DIRECTIONS> Repeat the full listing below verbatim and keep the images out.

Items listed in a dataset>
▼
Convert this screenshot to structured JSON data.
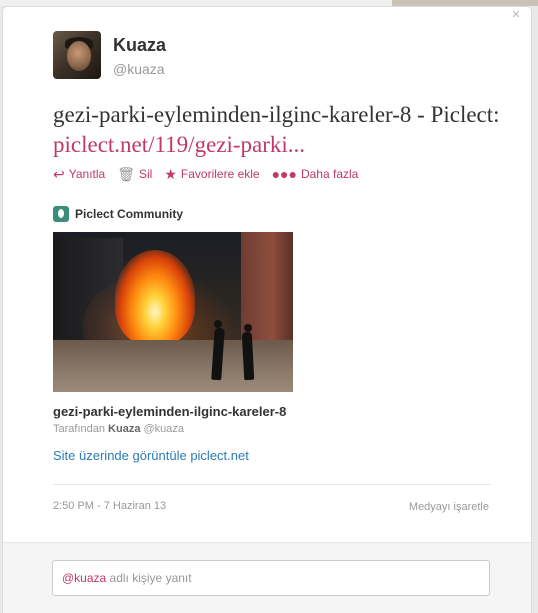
{
  "author": {
    "fullname": "Kuaza",
    "username": "@kuaza"
  },
  "tweet": {
    "text": "gezi-parki-eyleminden-ilginc-kareler-8 - Piclect: ",
    "link": "piclect.net/119/gezi-parki..."
  },
  "actions": {
    "reply": "Yanıtla",
    "delete": "Sil",
    "favorite": "Favorilere ekle",
    "more": "Daha fazla"
  },
  "card": {
    "community": "Piclect Community",
    "title": "gezi-parki-eyleminden-ilginc-kareler-8",
    "byline_prefix": "Tarafından",
    "byline_name": "Kuaza",
    "byline_handle": "@kuaza",
    "view_link": "Site üzerinde görüntüle piclect.net"
  },
  "meta": {
    "timestamp": "2:50 PM - 7 Haziran 13",
    "flag_media": "Medyayı işaretle"
  },
  "reply": {
    "mention": "@kuaza",
    "placeholder": "adlı kişiye yanıt"
  },
  "colors": {
    "accent": "#c0396b",
    "link_blue": "#2b7bb9"
  }
}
▲
OUTPUT FOR THIS TASK>
Convert this screenshot to structured JSON data.
{
  "author": {
    "fullname": "Kuaza",
    "username": "@kuaza"
  },
  "tweet": {
    "text": "gezi-parki-eyleminden-ilginc-kareler-8 - Piclect: ",
    "link": "piclect.net/119/gezi-parki..."
  },
  "actions": {
    "reply": "Yanıtla",
    "delete": "Sil",
    "favorite": "Favorilere ekle",
    "more": "Daha fazla"
  },
  "card": {
    "community": "Piclect Community",
    "title": "gezi-parki-eyleminden-ilginc-kareler-8",
    "byline_prefix": "Tarafından",
    "byline_name": "Kuaza",
    "byline_handle": "@kuaza",
    "view_link": "Site üzerinde görüntüle piclect.net"
  },
  "meta": {
    "timestamp": "2:50 PM - 7 Haziran 13",
    "flag_media": "Medyayı işaretle"
  },
  "reply": {
    "mention": "@kuaza",
    "placeholder": "adlı kişiye yanıt"
  },
  "colors": {
    "accent": "#c0396b",
    "link_blue": "#2b7bb9"
  }
}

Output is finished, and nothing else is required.